### Task goal
Would you restate all the data that follows, word for word?

### Information shown
•••••

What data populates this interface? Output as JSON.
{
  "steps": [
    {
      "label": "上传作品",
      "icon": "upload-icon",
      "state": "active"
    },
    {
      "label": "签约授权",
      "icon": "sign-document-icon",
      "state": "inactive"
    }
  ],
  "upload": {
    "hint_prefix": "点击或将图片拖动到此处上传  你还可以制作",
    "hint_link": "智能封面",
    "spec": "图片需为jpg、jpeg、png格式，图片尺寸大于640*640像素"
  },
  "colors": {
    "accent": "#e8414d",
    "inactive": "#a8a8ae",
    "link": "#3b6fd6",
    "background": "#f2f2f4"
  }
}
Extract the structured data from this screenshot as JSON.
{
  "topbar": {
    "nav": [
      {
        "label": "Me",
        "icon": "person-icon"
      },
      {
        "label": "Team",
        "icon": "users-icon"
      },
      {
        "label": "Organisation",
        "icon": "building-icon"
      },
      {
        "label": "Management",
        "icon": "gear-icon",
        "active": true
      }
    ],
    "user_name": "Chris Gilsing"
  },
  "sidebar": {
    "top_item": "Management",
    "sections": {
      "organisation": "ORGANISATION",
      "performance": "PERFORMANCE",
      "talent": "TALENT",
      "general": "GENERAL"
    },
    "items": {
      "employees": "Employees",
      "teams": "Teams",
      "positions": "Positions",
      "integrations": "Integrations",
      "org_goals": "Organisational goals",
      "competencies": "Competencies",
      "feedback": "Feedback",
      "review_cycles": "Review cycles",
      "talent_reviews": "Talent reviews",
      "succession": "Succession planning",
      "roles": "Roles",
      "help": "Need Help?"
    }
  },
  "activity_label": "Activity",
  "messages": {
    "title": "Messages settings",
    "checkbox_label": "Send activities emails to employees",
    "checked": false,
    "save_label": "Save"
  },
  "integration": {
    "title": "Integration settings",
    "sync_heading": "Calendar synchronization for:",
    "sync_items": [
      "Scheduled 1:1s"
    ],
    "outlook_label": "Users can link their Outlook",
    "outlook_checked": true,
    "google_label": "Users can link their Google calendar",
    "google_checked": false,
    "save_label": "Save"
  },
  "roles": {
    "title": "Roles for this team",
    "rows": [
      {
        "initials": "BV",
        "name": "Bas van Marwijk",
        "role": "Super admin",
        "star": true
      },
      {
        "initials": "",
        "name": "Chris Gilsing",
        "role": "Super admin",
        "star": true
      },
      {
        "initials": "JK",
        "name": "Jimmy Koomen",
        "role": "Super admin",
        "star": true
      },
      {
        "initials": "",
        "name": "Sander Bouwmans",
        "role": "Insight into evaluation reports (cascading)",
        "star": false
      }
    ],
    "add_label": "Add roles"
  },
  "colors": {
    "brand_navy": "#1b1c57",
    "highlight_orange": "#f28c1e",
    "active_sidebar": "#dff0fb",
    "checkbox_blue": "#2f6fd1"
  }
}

•••••

### Answer below
What data populates this interface? Output as JSON.
{
  "steps": [
    {
      "label": "上传作品",
      "icon": "upload-icon",
      "state": "active"
    },
    {
      "label": "签约授权",
      "icon": "sign-document-icon",
      "state": "inactive"
    }
  ],
  "upload": {
    "hint_prefix": "点击或将图片拖动到此处上传  你还可以制作",
    "hint_link": "智能封面",
    "spec": "图片需为jpg、jpeg、png格式，图片尺寸大于640*640像素"
  },
  "colors": {
    "accent": "#e8414d",
    "inactive": "#a8a8ae",
    "link": "#3b6fd6",
    "background": "#f2f2f4"
  }
}
Extract the structured data from this screenshot as JSON.
{
  "topbar": {
    "nav": [
      {
        "label": "Me",
        "icon": "person-icon"
      },
      {
        "label": "Team",
        "icon": "users-icon"
      },
      {
        "label": "Organisation",
        "icon": "building-icon"
      },
      {
        "label": "Management",
        "icon": "gear-icon",
        "active": true
      }
    ],
    "user_name": "Chris Gilsing"
  },
  "sidebar": {
    "top_item": "Management",
    "sections": {
      "organisation": "ORGANISATION",
      "performance": "PERFORMANCE",
      "talent": "TALENT",
      "general": "GENERAL"
    },
    "items": {
      "employees": "Employees",
      "teams": "Teams",
      "positions": "Positions",
      "integrations": "Integrations",
      "org_goals": "Organisational goals",
      "competencies": "Competencies",
      "feedback": "Feedback",
      "review_cycles": "Review cycles",
      "talent_reviews": "Talent reviews",
      "succession": "Succession planning",
      "roles": "Roles",
      "help": "Need Help?"
    }
  },
  "activity_label": "Activity",
  "messages": {
    "title": "Messages settings",
    "checkbox_label": "Send activities emails to employees",
    "checked": false,
    "save_label": "Save"
  },
  "integration": {
    "title": "Integration settings",
    "sync_heading": "Calendar synchronization for:",
    "sync_items": [
      "Scheduled 1:1s"
    ],
    "outlook_label": "Users can link their Outlook",
    "outlook_checked": true,
    "google_label": "Users can link their Google calendar",
    "google_checked": false,
    "save_label": "Save"
  },
  "roles": {
    "title": "Roles for this team",
    "rows": [
      {
        "initials": "BV",
        "name": "Bas van Marwijk",
        "role": "Super admin",
        "star": true
      },
      {
        "initials": "",
        "name": "Chris Gilsing",
        "role": "Super admin",
        "star": true
      },
      {
        "initials": "JK",
        "name": "Jimmy Koomen",
        "role": "Super admin",
        "star": true
      },
      {
        "initials": "",
        "name": "Sander Bouwmans",
        "role": "Insight into evaluation reports (cascading)",
        "star": false
      }
    ],
    "add_label": "Add roles"
  },
  "colors": {
    "brand_navy": "#1b1c57",
    "highlight_orange": "#f28c1e",
    "active_sidebar": "#dff0fb",
    "checkbox_blue": "#2f6fd1"
  }
}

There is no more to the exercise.